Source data
########

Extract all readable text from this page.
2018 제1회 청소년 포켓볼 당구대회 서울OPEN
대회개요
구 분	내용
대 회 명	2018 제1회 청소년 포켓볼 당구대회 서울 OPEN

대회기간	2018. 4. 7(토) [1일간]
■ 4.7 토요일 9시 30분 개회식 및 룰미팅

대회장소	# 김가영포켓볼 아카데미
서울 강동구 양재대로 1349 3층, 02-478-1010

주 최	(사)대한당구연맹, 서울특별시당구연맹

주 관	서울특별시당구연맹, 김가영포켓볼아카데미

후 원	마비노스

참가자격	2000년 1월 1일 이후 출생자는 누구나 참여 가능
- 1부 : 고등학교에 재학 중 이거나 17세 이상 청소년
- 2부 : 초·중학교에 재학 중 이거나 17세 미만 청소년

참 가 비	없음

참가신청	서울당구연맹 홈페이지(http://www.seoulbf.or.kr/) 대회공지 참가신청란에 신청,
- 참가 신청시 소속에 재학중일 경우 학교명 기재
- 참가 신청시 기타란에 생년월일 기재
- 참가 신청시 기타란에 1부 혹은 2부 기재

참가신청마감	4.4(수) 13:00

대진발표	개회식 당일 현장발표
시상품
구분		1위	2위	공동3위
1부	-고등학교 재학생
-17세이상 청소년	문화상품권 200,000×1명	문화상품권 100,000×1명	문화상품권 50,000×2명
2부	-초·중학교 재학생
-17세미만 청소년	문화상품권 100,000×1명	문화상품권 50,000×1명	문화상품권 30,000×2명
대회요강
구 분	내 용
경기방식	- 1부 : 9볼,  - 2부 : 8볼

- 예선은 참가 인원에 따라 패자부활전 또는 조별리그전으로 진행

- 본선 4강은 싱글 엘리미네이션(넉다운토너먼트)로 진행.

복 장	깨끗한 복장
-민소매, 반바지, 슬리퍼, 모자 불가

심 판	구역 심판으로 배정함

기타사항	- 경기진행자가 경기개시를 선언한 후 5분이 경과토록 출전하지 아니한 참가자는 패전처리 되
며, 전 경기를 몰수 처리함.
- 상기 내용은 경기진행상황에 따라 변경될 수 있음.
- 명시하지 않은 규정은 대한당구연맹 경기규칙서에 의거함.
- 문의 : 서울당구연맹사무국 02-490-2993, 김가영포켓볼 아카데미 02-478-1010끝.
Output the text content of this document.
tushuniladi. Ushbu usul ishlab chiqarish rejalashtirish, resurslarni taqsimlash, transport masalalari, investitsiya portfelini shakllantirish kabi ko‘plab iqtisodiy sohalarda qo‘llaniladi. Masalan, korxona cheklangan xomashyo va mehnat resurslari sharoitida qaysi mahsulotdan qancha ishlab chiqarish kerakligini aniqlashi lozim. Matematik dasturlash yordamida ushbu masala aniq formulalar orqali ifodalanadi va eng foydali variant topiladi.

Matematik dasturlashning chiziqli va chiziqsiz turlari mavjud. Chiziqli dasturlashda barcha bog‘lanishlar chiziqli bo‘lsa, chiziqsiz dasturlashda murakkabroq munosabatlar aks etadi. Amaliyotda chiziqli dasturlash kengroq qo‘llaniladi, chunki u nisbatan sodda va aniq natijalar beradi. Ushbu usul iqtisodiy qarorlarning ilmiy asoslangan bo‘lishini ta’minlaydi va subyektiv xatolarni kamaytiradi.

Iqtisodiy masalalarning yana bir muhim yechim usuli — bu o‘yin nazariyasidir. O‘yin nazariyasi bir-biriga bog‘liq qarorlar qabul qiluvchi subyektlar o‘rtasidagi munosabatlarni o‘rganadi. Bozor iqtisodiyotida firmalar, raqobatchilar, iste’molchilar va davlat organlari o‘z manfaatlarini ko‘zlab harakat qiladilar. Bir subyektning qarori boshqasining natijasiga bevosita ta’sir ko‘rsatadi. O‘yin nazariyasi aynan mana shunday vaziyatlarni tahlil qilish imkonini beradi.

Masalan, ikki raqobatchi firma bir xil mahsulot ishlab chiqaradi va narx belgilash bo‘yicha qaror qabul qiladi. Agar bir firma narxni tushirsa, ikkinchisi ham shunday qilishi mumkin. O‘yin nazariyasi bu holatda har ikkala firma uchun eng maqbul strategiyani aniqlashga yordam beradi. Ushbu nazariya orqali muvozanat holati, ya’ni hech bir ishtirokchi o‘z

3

########

EXERCISE DIRECTIONS ::
Print every line of the records exactly. Omit nothing.

SOLUTION TO THIS PROBLEM ::
Extract all readable text from this page.
2018 제1회 청소년 포켓볼 당구대회 서울OPEN
대회개요
구 분	내용
대 회 명	2018 제1회 청소년 포켓볼 당구대회 서울 OPEN

대회기간	2018. 4. 7(토) [1일간]
■ 4.7 토요일 9시 30분 개회식 및 룰미팅

대회장소	# 김가영포켓볼 아카데미
서울 강동구 양재대로 1349 3층, 02-478-1010

주 최	(사)대한당구연맹, 서울특별시당구연맹

주 관	서울특별시당구연맹, 김가영포켓볼아카데미

후 원	마비노스

참가자격	2000년 1월 1일 이후 출생자는 누구나 참여 가능
- 1부 : 고등학교에 재학 중 이거나 17세 이상 청소년
- 2부 : 초·중학교에 재학 중 이거나 17세 미만 청소년

참 가 비	없음

참가신청	서울당구연맹 홈페이지(http://www.seoulbf.or.kr/) 대회공지 참가신청란에 신청,
- 참가 신청시 소속에 재학중일 경우 학교명 기재
- 참가 신청시 기타란에 생년월일 기재
- 참가 신청시 기타란에 1부 혹은 2부 기재

참가신청마감	4.4(수) 13:00

대진발표	개회식 당일 현장발표
시상품
구분		1위	2위	공동3위
1부	-고등학교 재학생
-17세이상 청소년	문화상품권 200,000×1명	문화상품권 100,000×1명	문화상품권 50,000×2명
2부	-초·중학교 재학생
-17세미만 청소년	문화상품권 100,000×1명	문화상품권 50,000×1명	문화상품권 30,000×2명
대회요강
구 분	내 용
경기방식	- 1부 : 9볼,  - 2부 : 8볼

- 예선은 참가 인원에 따라 패자부활전 또는 조별리그전으로 진행

- 본선 4강은 싱글 엘리미네이션(넉다운토너먼트)로 진행.

복 장	깨끗한 복장
-민소매, 반바지, 슬리퍼, 모자 불가

심 판	구역 심판으로 배정함

기타사항	- 경기진행자가 경기개시를 선언한 후 5분이 경과토록 출전하지 아니한 참가자는 패전처리 되
며, 전 경기를 몰수 처리함.
- 상기 내용은 경기진행상황에 따라 변경될 수 있음.
- 명시하지 않은 규정은 대한당구연맹 경기규칙서에 의거함.
- 문의 : 서울당구연맹사무국 02-490-2993, 김가영포켓볼 아카데미 02-478-1010끝.
Output the text content of this document.
tushuniladi. Ushbu usul ishlab chiqarish rejalashtirish, resurslarni taqsimlash, transport masalalari, investitsiya portfelini shakllantirish kabi ko‘plab iqtisodiy sohalarda qo‘llaniladi. Masalan, korxona cheklangan xomashyo va mehnat resurslari sharoitida qaysi mahsulotdan qancha ishlab chiqarish kerakligini aniqlashi lozim. Matematik dasturlash yordamida ushbu masala aniq formulalar orqali ifodalanadi va eng foydali variant topiladi.

Matematik dasturlashning chiziqli va chiziqsiz turlari mavjud. Chiziqli dasturlashda barcha bog‘lanishlar chiziqli bo‘lsa, chiziqsiz dasturlashda murakkabroq munosabatlar aks etadi. Amaliyotda chiziqli dasturlash kengroq qo‘llaniladi, chunki u nisbatan sodda va aniq natijalar beradi. Ushbu usul iqtisodiy qarorlarning ilmiy asoslangan bo‘lishini ta’minlaydi va subyektiv xatolarni kamaytiradi.

Iqtisodiy masalalarning yana bir muhim yechim usuli — bu o‘yin nazariyasidir. O‘yin nazariyasi bir-biriga bog‘liq qarorlar qabul qiluvchi subyektlar o‘rtasidagi munosabatlarni o‘rganadi. Bozor iqtisodiyotida firmalar, raqobatchilar, iste’molchilar va davlat organlari o‘z manfaatlarini ko‘zlab harakat qiladilar. Bir subyektning qarori boshqasining natijasiga bevosita ta’sir ko‘rsatadi. O‘yin nazariyasi aynan mana shunday vaziyatlarni tahlil qilish imkonini beradi.

Masalan, ikki raqobatchi firma bir xil mahsulot ishlab chiqaradi va narx belgilash bo‘yicha qaror qabul qiladi. Agar bir firma narxni tushirsa, ikkinchisi ham shunday qilishi mumkin. O‘yin nazariyasi bu holatda har ikkala firma uchun eng maqbul strategiyani aniqlashga yordam beradi. Ushbu nazariya orqali muvozanat holati, ya’ni hech bir ishtirokchi o‘z

3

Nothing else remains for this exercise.